Exercise directions: Would you quote every entry exactly, dropping only the pictures?

Stored data
----
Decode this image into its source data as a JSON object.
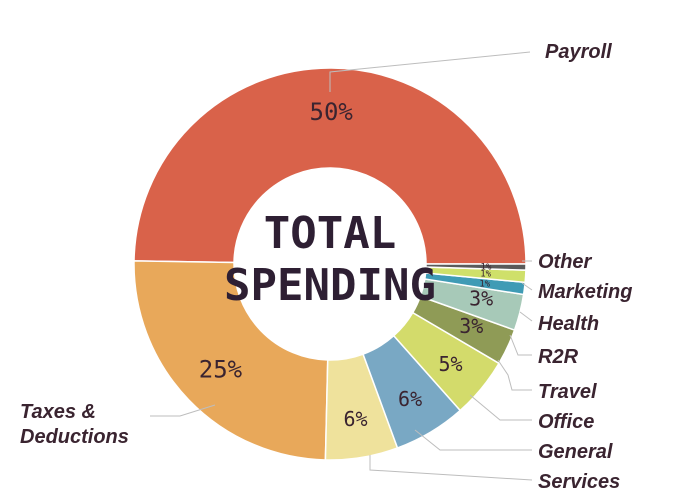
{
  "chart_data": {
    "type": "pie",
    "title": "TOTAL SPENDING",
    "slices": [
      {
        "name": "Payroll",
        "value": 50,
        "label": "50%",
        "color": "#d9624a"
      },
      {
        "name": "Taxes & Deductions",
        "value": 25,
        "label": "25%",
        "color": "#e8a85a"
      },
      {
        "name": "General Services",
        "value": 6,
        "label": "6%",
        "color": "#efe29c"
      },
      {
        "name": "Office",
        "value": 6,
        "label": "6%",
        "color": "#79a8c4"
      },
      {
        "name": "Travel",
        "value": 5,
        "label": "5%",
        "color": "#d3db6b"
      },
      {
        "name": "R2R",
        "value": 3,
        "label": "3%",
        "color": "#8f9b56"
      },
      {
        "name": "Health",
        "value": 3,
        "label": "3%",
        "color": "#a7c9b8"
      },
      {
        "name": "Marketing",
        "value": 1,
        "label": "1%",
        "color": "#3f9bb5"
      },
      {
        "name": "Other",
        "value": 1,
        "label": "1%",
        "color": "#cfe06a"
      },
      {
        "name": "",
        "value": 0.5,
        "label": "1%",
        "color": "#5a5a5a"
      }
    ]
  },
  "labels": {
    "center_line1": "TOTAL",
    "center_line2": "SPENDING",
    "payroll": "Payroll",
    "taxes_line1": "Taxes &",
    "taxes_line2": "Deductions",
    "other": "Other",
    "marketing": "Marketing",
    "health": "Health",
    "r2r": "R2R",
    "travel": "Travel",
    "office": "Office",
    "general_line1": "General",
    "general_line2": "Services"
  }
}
----
The completed task:
Decode this image into its source data as a JSON object.
{
  "chart_data": {
    "type": "pie",
    "title": "TOTAL SPENDING",
    "slices": [
      {
        "name": "Payroll",
        "value": 50,
        "label": "50%",
        "color": "#d9624a"
      },
      {
        "name": "Taxes & Deductions",
        "value": 25,
        "label": "25%",
        "color": "#e8a85a"
      },
      {
        "name": "General Services",
        "value": 6,
        "label": "6%",
        "color": "#efe29c"
      },
      {
        "name": "Office",
        "value": 6,
        "label": "6%",
        "color": "#79a8c4"
      },
      {
        "name": "Travel",
        "value": 5,
        "label": "5%",
        "color": "#d3db6b"
      },
      {
        "name": "R2R",
        "value": 3,
        "label": "3%",
        "color": "#8f9b56"
      },
      {
        "name": "Health",
        "value": 3,
        "label": "3%",
        "color": "#a7c9b8"
      },
      {
        "name": "Marketing",
        "value": 1,
        "label": "1%",
        "color": "#3f9bb5"
      },
      {
        "name": "Other",
        "value": 1,
        "label": "1%",
        "color": "#cfe06a"
      },
      {
        "name": "",
        "value": 0.5,
        "label": "1%",
        "color": "#5a5a5a"
      }
    ]
  },
  "labels": {
    "center_line1": "TOTAL",
    "center_line2": "SPENDING",
    "payroll": "Payroll",
    "taxes_line1": "Taxes &",
    "taxes_line2": "Deductions",
    "other": "Other",
    "marketing": "Marketing",
    "health": "Health",
    "r2r": "R2R",
    "travel": "Travel",
    "office": "Office",
    "general_line1": "General",
    "general_line2": "Services"
  }
}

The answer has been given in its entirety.